Data for processing:
* * *
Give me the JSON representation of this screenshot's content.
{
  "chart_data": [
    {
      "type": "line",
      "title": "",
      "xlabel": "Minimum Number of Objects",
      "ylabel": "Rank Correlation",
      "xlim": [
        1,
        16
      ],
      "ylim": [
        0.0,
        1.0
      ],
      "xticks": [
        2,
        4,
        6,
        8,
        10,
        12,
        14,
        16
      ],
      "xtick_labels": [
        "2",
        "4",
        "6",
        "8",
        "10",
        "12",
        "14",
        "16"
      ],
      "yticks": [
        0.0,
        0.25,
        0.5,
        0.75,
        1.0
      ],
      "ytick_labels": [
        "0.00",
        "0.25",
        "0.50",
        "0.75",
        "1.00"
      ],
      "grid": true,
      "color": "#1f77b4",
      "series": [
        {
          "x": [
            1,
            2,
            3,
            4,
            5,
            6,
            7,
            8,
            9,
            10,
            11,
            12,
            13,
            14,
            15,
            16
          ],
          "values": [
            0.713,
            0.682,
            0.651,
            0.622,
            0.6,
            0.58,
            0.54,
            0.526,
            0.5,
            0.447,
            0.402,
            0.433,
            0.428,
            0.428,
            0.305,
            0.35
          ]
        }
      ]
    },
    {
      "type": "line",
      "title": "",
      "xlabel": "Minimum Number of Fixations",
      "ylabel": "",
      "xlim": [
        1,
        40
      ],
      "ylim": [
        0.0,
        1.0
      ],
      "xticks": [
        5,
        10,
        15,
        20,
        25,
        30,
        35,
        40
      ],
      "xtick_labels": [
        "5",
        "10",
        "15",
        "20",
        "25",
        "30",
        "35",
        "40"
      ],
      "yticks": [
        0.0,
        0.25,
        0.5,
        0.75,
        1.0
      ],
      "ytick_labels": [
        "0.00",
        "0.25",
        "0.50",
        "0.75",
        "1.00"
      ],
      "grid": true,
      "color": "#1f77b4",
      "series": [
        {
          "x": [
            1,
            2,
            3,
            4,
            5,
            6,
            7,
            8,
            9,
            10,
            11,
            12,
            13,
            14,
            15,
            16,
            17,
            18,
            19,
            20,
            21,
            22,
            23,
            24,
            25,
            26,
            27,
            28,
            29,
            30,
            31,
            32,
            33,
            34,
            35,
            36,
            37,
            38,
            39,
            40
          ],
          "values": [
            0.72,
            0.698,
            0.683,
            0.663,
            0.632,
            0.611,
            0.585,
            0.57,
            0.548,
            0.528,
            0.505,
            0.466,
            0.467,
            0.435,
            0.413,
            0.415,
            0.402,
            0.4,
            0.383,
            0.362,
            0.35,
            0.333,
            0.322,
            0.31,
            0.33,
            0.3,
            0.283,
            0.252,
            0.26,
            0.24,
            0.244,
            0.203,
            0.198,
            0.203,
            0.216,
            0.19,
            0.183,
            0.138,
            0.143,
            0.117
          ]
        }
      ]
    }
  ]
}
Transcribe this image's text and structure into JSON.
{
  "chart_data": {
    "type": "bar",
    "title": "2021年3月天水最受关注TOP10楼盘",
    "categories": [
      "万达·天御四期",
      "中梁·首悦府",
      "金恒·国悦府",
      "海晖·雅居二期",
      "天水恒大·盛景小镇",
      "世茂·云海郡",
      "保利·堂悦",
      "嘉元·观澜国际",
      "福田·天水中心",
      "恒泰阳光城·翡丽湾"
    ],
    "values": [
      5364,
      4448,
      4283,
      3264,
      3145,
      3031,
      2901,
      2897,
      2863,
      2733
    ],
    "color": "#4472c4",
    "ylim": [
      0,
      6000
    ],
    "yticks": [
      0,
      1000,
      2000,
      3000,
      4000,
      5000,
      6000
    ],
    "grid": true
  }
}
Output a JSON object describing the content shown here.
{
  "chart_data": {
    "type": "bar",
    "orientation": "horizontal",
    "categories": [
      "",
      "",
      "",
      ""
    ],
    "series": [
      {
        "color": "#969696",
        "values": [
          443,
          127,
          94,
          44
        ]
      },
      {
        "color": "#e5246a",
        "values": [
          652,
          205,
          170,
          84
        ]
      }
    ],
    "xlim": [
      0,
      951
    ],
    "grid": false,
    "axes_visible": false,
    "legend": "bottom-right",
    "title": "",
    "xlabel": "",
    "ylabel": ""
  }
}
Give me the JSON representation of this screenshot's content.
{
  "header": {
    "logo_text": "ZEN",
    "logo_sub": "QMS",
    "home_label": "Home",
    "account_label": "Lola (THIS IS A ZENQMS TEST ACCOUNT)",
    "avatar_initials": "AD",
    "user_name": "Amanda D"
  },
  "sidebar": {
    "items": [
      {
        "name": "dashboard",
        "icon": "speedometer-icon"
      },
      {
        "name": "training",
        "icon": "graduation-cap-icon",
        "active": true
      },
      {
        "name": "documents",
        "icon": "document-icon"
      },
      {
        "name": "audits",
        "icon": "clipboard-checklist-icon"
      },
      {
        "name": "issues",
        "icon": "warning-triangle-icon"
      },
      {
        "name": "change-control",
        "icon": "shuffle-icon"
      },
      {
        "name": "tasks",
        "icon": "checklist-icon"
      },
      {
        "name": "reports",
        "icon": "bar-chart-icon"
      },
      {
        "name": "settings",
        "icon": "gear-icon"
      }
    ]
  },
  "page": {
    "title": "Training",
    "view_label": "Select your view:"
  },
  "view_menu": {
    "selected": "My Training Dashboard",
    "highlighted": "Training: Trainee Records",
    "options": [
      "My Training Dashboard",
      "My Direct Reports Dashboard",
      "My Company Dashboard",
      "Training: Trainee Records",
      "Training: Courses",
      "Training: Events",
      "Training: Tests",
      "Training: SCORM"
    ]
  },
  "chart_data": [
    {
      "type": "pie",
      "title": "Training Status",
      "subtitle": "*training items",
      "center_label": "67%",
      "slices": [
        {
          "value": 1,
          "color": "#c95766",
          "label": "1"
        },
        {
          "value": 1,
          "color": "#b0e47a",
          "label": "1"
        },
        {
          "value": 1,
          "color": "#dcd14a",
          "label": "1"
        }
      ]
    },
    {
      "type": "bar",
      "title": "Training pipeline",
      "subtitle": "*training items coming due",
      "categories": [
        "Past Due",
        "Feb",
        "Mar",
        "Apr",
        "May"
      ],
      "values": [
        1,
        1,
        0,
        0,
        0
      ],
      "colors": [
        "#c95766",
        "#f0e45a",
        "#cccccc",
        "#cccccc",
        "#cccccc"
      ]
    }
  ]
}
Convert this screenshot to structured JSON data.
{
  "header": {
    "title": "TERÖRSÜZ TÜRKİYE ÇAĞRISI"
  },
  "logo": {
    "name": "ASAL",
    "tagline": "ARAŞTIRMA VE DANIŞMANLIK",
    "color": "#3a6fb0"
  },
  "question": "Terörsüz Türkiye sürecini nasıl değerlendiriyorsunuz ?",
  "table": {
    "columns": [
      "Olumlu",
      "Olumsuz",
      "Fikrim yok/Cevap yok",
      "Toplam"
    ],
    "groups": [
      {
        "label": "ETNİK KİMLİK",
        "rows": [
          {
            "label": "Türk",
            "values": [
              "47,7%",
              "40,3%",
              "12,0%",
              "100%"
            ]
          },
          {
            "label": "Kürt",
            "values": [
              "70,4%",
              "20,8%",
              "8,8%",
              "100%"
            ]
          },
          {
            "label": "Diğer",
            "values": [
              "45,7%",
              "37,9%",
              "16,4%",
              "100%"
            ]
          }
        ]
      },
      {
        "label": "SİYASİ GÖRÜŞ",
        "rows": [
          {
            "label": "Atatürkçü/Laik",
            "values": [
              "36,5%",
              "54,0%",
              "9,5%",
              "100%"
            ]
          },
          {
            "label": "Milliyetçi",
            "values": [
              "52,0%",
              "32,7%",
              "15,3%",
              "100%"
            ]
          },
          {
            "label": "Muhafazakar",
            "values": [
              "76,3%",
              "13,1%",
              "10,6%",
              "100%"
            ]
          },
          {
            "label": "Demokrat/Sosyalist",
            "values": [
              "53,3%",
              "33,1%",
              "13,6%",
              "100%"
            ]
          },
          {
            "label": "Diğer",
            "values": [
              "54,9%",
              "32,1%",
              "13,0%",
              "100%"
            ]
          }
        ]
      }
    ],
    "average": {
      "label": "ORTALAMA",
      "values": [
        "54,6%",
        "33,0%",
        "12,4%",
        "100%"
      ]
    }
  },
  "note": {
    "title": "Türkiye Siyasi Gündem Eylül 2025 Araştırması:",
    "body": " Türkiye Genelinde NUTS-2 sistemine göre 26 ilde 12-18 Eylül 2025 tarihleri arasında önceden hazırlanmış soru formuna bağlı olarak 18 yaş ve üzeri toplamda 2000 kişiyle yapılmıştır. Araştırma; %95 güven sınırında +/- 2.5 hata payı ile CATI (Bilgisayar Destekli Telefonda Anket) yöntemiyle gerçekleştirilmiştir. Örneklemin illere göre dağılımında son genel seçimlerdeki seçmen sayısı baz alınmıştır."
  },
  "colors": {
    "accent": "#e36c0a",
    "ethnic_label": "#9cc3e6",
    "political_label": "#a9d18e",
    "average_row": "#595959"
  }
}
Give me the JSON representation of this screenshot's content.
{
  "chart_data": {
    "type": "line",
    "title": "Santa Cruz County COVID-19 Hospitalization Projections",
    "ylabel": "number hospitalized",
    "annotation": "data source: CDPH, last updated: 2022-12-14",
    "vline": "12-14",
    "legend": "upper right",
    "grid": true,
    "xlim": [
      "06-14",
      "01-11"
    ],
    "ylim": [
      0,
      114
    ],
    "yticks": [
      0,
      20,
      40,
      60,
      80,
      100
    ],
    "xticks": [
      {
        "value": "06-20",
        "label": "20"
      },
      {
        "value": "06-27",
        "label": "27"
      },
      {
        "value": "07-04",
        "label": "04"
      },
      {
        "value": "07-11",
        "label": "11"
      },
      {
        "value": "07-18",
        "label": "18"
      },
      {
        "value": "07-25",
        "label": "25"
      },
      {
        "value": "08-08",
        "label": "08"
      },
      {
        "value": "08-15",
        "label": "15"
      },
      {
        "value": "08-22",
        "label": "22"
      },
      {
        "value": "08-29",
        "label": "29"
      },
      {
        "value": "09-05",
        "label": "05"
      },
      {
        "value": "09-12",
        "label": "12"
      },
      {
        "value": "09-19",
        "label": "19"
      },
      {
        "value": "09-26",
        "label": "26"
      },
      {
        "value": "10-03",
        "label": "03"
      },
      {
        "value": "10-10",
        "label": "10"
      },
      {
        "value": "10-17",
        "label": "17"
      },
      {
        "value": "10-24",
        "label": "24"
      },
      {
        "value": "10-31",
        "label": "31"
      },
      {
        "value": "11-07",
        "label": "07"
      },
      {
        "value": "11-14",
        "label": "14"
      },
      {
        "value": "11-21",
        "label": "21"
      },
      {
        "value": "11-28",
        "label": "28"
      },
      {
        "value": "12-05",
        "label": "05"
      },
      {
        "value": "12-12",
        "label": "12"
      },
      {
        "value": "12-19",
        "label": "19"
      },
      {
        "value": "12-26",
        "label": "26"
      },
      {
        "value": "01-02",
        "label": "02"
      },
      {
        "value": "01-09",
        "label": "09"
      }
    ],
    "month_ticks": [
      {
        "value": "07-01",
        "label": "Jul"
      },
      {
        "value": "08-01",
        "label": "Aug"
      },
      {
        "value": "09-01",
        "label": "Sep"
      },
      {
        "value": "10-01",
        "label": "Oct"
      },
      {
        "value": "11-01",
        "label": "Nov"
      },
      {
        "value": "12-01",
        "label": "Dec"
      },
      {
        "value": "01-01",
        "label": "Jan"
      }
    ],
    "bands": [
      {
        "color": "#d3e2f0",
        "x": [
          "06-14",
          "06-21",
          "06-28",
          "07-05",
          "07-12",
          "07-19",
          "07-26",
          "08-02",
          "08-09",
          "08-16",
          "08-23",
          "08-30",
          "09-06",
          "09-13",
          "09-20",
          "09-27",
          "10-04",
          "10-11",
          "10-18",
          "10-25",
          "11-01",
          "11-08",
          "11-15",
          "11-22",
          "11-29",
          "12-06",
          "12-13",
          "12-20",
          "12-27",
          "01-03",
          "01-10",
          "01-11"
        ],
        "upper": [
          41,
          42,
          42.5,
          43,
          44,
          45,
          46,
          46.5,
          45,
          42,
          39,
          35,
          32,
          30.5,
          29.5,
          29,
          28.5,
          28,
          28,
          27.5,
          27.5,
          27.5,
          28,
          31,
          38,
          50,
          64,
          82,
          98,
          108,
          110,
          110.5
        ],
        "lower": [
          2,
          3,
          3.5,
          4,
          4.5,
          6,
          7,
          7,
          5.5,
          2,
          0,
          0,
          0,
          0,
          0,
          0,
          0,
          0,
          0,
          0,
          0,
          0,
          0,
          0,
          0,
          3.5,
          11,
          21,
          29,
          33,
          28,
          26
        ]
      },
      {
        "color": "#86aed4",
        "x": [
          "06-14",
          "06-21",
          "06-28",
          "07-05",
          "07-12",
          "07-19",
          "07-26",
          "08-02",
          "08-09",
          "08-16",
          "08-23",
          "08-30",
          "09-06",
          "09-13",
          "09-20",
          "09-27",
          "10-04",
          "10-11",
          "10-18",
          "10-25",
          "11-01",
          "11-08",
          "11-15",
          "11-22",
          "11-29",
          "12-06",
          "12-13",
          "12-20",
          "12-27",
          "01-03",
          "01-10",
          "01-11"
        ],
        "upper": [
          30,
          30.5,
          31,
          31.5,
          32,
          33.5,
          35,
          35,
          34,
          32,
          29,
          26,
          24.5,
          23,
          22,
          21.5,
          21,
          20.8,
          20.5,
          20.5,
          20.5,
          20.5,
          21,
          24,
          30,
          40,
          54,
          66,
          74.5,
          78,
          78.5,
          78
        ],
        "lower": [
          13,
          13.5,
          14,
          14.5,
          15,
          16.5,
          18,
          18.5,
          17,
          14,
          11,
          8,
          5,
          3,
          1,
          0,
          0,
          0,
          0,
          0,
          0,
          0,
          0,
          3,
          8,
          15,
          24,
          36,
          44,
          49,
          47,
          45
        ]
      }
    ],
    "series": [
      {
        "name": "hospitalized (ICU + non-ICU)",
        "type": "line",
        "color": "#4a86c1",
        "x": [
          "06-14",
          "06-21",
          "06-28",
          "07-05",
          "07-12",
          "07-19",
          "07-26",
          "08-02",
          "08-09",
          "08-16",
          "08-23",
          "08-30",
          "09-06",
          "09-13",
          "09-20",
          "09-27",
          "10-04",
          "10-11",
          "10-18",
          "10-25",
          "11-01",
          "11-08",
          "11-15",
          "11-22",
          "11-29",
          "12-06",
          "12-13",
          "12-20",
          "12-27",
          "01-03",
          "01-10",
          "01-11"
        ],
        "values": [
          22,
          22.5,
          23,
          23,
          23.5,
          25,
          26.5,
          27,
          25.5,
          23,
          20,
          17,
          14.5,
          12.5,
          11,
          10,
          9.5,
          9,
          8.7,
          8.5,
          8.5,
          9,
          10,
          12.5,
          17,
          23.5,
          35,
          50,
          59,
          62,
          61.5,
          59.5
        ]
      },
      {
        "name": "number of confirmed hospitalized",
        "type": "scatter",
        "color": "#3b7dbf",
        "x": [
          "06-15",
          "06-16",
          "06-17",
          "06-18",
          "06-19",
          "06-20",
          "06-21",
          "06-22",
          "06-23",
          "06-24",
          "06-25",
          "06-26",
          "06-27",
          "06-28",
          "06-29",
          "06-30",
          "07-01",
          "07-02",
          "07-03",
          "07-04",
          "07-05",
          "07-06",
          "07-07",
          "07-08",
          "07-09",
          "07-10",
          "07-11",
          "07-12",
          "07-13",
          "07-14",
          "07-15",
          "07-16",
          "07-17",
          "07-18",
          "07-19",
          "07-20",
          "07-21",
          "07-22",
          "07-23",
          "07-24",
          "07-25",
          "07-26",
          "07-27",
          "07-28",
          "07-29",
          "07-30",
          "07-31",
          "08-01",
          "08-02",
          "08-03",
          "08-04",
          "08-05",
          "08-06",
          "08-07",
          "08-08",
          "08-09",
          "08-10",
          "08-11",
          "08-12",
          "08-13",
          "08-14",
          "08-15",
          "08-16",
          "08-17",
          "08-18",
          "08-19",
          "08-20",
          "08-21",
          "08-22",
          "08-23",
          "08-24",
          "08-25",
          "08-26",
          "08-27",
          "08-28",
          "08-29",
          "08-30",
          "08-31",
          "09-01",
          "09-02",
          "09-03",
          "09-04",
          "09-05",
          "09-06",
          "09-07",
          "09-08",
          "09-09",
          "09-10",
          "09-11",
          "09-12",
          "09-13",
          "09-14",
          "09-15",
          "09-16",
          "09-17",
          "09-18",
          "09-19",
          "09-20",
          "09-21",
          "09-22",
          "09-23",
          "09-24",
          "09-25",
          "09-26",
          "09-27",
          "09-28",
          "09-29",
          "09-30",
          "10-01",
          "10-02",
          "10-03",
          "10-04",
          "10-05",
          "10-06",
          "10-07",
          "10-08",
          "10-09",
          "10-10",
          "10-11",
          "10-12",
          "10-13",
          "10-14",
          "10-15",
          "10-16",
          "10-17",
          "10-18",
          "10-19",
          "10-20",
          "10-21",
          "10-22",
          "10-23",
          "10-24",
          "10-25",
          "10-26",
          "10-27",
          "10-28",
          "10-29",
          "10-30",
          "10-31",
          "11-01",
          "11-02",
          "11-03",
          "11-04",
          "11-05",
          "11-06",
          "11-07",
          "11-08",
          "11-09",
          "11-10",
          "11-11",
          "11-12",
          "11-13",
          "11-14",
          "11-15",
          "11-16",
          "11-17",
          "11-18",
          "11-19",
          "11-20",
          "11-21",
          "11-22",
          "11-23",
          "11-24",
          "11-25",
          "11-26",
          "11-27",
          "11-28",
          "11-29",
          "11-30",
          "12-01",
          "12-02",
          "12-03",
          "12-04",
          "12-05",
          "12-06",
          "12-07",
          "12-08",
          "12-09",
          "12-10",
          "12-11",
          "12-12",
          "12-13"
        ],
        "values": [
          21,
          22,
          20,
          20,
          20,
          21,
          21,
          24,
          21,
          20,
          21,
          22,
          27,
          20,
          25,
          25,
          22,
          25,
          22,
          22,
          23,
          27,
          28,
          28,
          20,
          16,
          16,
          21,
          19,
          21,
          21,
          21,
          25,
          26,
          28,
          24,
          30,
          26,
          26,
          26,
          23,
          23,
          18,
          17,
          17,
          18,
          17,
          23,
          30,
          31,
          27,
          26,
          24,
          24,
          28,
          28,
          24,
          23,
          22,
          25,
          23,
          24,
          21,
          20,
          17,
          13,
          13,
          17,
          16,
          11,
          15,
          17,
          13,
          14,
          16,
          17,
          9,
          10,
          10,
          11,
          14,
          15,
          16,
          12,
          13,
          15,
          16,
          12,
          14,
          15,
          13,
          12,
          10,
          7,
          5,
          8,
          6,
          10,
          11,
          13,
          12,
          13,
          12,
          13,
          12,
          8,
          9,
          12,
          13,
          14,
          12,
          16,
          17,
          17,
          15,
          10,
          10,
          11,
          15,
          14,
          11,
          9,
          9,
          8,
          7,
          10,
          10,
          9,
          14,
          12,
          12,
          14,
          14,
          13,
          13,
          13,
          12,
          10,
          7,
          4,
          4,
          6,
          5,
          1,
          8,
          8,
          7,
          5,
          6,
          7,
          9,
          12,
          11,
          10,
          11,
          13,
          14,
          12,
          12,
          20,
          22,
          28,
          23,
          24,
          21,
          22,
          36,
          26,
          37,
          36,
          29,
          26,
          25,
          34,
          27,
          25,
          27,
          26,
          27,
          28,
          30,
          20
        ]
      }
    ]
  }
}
* * *
What needs to be done: Check each line of the records above for "checklist", and copy those that have it.

Solution:
        "icon": "clipboard-checklist-icon"
        "icon": "checklist-icon"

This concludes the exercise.